■ **Requirement**
Extract every line below, verbatim.

■ **Dataset records**
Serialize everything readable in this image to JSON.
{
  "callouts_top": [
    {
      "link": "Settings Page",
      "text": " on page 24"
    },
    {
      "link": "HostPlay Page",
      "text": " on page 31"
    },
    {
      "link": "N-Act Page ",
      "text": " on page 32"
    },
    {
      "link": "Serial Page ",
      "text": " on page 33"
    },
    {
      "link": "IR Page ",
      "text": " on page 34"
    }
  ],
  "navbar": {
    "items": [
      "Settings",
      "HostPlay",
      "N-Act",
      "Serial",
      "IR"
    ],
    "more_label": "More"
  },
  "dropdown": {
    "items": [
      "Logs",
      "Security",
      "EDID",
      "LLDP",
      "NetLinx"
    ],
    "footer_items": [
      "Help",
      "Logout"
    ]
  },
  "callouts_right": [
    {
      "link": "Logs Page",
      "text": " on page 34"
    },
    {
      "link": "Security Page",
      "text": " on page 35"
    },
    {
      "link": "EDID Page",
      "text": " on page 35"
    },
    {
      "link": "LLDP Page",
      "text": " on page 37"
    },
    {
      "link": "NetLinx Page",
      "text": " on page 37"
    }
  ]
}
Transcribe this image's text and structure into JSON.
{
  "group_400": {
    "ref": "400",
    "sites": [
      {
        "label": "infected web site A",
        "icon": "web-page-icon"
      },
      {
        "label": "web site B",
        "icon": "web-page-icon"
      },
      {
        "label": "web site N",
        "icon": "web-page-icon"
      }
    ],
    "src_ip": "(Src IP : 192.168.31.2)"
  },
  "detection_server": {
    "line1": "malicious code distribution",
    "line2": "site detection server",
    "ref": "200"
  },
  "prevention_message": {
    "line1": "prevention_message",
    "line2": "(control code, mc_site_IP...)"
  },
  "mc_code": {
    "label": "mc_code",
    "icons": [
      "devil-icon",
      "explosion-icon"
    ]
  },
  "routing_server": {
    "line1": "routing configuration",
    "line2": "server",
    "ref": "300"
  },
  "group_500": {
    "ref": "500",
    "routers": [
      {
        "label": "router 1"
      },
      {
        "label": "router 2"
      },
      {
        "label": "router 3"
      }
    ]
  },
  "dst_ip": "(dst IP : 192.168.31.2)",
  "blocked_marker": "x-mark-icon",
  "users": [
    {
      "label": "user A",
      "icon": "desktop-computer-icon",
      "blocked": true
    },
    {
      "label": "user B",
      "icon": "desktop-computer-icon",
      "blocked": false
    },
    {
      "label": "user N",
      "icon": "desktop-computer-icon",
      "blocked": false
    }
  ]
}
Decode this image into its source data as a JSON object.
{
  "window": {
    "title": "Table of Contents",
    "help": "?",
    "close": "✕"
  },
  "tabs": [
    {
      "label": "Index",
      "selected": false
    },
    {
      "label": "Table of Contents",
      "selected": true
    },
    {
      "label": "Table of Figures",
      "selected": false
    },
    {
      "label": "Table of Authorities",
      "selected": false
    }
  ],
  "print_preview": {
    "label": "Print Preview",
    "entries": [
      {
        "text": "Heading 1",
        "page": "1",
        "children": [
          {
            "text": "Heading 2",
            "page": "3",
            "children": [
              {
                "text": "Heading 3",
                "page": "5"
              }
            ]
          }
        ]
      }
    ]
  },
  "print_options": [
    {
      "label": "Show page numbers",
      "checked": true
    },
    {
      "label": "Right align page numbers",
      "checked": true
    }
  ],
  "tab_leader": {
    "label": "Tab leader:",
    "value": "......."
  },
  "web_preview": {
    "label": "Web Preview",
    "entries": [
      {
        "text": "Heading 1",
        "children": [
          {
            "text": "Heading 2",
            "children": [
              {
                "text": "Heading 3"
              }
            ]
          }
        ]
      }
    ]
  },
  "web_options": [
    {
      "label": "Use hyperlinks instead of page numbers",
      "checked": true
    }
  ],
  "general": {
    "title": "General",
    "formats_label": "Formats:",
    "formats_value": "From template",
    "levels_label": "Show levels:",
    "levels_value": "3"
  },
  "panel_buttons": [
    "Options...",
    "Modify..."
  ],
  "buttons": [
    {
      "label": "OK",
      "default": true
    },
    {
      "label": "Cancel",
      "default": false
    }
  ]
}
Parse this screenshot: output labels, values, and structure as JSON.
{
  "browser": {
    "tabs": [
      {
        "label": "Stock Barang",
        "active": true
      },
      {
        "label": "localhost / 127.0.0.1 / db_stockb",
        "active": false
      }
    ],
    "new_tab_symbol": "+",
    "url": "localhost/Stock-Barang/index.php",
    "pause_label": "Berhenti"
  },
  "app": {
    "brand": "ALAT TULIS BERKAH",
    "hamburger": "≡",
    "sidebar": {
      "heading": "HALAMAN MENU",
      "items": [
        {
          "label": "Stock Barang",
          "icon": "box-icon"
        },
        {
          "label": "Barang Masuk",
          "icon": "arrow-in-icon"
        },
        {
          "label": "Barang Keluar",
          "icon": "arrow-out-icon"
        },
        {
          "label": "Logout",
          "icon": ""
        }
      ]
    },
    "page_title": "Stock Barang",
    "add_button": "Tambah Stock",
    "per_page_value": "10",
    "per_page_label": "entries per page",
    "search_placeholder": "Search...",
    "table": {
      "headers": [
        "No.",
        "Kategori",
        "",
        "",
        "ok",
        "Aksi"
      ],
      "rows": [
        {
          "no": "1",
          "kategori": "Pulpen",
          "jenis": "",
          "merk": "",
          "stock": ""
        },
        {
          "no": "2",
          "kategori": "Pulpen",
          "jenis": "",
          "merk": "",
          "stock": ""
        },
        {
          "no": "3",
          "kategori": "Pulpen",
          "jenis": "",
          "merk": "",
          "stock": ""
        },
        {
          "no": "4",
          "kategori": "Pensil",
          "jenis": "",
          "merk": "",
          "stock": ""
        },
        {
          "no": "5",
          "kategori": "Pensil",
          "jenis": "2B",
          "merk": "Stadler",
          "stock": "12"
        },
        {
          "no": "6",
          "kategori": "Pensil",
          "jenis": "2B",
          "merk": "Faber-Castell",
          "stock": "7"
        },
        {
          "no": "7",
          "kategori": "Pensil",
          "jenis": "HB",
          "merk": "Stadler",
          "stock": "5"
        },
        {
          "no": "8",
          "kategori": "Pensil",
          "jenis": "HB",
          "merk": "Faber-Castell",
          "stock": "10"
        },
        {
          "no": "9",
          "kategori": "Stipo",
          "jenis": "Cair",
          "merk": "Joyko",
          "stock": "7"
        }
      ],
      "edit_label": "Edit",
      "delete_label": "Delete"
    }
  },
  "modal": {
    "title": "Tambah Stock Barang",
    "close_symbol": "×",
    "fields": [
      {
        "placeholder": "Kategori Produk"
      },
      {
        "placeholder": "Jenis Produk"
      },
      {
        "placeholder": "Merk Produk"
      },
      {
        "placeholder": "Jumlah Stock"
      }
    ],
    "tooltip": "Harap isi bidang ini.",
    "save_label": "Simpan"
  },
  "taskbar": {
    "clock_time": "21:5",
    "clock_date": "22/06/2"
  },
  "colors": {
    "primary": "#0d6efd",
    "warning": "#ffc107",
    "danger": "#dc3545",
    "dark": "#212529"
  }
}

■ **Full response**
Serialize everything readable in this image to JSON.
{
  "callouts_top": [
    {
      "link": "Settings Page",
      "text": " on page 24"
    },
    {
      "link": "HostPlay Page",
      "text": " on page 31"
    },
    {
      "link": "N-Act Page ",
      "text": " on page 32"
    },
    {
      "link": "Serial Page ",
      "text": " on page 33"
    },
    {
      "link": "IR Page ",
      "text": " on page 34"
    }
  ],
  "navbar": {
    "items": [
      "Settings",
      "HostPlay",
      "N-Act",
      "Serial",
      "IR"
    ],
    "more_label": "More"
  },
  "dropdown": {
    "items": [
      "Logs",
      "Security",
      "EDID",
      "LLDP",
      "NetLinx"
    ],
    "footer_items": [
      "Help",
      "Logout"
    ]
  },
  "callouts_right": [
    {
      "link": "Logs Page",
      "text": " on page 34"
    },
    {
      "link": "Security Page",
      "text": " on page 35"
    },
    {
      "link": "EDID Page",
      "text": " on page 35"
    },
    {
      "link": "LLDP Page",
      "text": " on page 37"
    },
    {
      "link": "NetLinx Page",
      "text": " on page 37"
    }
  ]
}
Transcribe this image's text and structure into JSON.
{
  "group_400": {
    "ref": "400",
    "sites": [
      {
        "label": "infected web site A",
        "icon": "web-page-icon"
      },
      {
        "label": "web site B",
        "icon": "web-page-icon"
      },
      {
        "label": "web site N",
        "icon": "web-page-icon"
      }
    ],
    "src_ip": "(Src IP : 192.168.31.2)"
  },
  "detection_server": {
    "line1": "malicious code distribution",
    "line2": "site detection server",
    "ref": "200"
  },
  "prevention_message": {
    "line1": "prevention_message",
    "line2": "(control code, mc_site_IP...)"
  },
  "mc_code": {
    "label": "mc_code",
    "icons": [
      "devil-icon",
      "explosion-icon"
    ]
  },
  "routing_server": {
    "line1": "routing configuration",
    "line2": "server",
    "ref": "300"
  },
  "group_500": {
    "ref": "500",
    "routers": [
      {
        "label": "router 1"
      },
      {
        "label": "router 2"
      },
      {
        "label": "router 3"
      }
    ]
  },
  "dst_ip": "(dst IP : 192.168.31.2)",
  "blocked_marker": "x-mark-icon",
  "users": [
    {
      "label": "user A",
      "icon": "desktop-computer-icon",
      "blocked": true
    },
    {
      "label": "user B",
      "icon": "desktop-computer-icon",
      "blocked": false
    },
    {
      "label": "user N",
      "icon": "desktop-computer-icon",
      "blocked": false
    }
  ]
}
Decode this image into its source data as a JSON object.
{
  "window": {
    "title": "Table of Contents",
    "help": "?",
    "close": "✕"
  },
  "tabs": [
    {
      "label": "Index",
      "selected": false
    },
    {
      "label": "Table of Contents",
      "selected": true
    },
    {
      "label": "Table of Figures",
      "selected": false
    },
    {
      "label": "Table of Authorities",
      "selected": false
    }
  ],
  "print_preview": {
    "label": "Print Preview",
    "entries": [
      {
        "text": "Heading 1",
        "page": "1",
        "children": [
          {
            "text": "Heading 2",
            "page": "3",
            "children": [
              {
                "text": "Heading 3",
                "page": "5"
              }
            ]
          }
        ]
      }
    ]
  },
  "print_options": [
    {
      "label": "Show page numbers",
      "checked": true
    },
    {
      "label": "Right align page numbers",
      "checked": true
    }
  ],
  "tab_leader": {
    "label": "Tab leader:",
    "value": "......."
  },
  "web_preview": {
    "label": "Web Preview",
    "entries": [
      {
        "text": "Heading 1",
        "children": [
          {
            "text": "Heading 2",
            "children": [
              {
                "text": "Heading 3"
              }
            ]
          }
        ]
      }
    ]
  },
  "web_options": [
    {
      "label": "Use hyperlinks instead of page numbers",
      "checked": true
    }
  ],
  "general": {
    "title": "General",
    "formats_label": "Formats:",
    "formats_value": "From template",
    "levels_label": "Show levels:",
    "levels_value": "3"
  },
  "panel_buttons": [
    "Options...",
    "Modify..."
  ],
  "buttons": [
    {
      "label": "OK",
      "default": true
    },
    {
      "label": "Cancel",
      "default": false
    }
  ]
}
Parse this screenshot: output labels, values, and structure as JSON.
{
  "browser": {
    "tabs": [
      {
        "label": "Stock Barang",
        "active": true
      },
      {
        "label": "localhost / 127.0.0.1 / db_stockb",
        "active": false
      }
    ],
    "new_tab_symbol": "+",
    "url": "localhost/Stock-Barang/index.php",
    "pause_label": "Berhenti"
  },
  "app": {
    "brand": "ALAT TULIS BERKAH",
    "hamburger": "≡",
    "sidebar": {
      "heading": "HALAMAN MENU",
      "items": [
        {
          "label": "Stock Barang",
          "icon": "box-icon"
        },
        {
          "label": "Barang Masuk",
          "icon": "arrow-in-icon"
        },
        {
          "label": "Barang Keluar",
          "icon": "arrow-out-icon"
        },
        {
          "label": "Logout",
          "icon": ""
        }
      ]
    },
    "page_title": "Stock Barang",
    "add_button": "Tambah Stock",
    "per_page_value": "10",
    "per_page_label": "entries per page",
    "search_placeholder": "Search...",
    "table": {
      "headers": [
        "No.",
        "Kategori",
        "",
        "",
        "ok",
        "Aksi"
      ],
      "rows": [
        {
          "no": "1",
          "kategori": "Pulpen",
          "jenis": "",
          "merk": "",
          "stock": ""
        },
        {
          "no": "2",
          "kategori": "Pulpen",
          "jenis": "",
          "merk": "",
          "stock": ""
        },
        {
          "no": "3",
          "kategori": "Pulpen",
          "jenis": "",
          "merk": "",
          "stock": ""
        },
        {
          "no": "4",
          "kategori": "Pensil",
          "jenis": "",
          "merk": "",
          "stock": ""
        },
        {
          "no": "5",
          "kategori": "Pensil",
          "jenis": "2B",
          "merk": "Stadler",
          "stock": "12"
        },
        {
          "no": "6",
          "kategori": "Pensil",
          "jenis": "2B",
          "merk": "Faber-Castell",
          "stock": "7"
        },
        {
          "no": "7",
          "kategori": "Pensil",
          "jenis": "HB",
          "merk": "Stadler",
          "stock": "5"
        },
        {
          "no": "8",
          "kategori": "Pensil",
          "jenis": "HB",
          "merk": "Faber-Castell",
          "stock": "10"
        },
        {
          "no": "9",
          "kategori": "Stipo",
          "jenis": "Cair",
          "merk": "Joyko",
          "stock": "7"
        }
      ],
      "edit_label": "Edit",
      "delete_label": "Delete"
    }
  },
  "modal": {
    "title": "Tambah Stock Barang",
    "close_symbol": "×",
    "fields": [
      {
        "placeholder": "Kategori Produk"
      },
      {
        "placeholder": "Jenis Produk"
      },
      {
        "placeholder": "Merk Produk"
      },
      {
        "placeholder": "Jumlah Stock"
      }
    ],
    "tooltip": "Harap isi bidang ini.",
    "save_label": "Simpan"
  },
  "taskbar": {
    "clock_time": "21:5",
    "clock_date": "22/06/2"
  },
  "colors": {
    "primary": "#0d6efd",
    "warning": "#ffc107",
    "danger": "#dc3545",
    "dark": "#212529"
  }
}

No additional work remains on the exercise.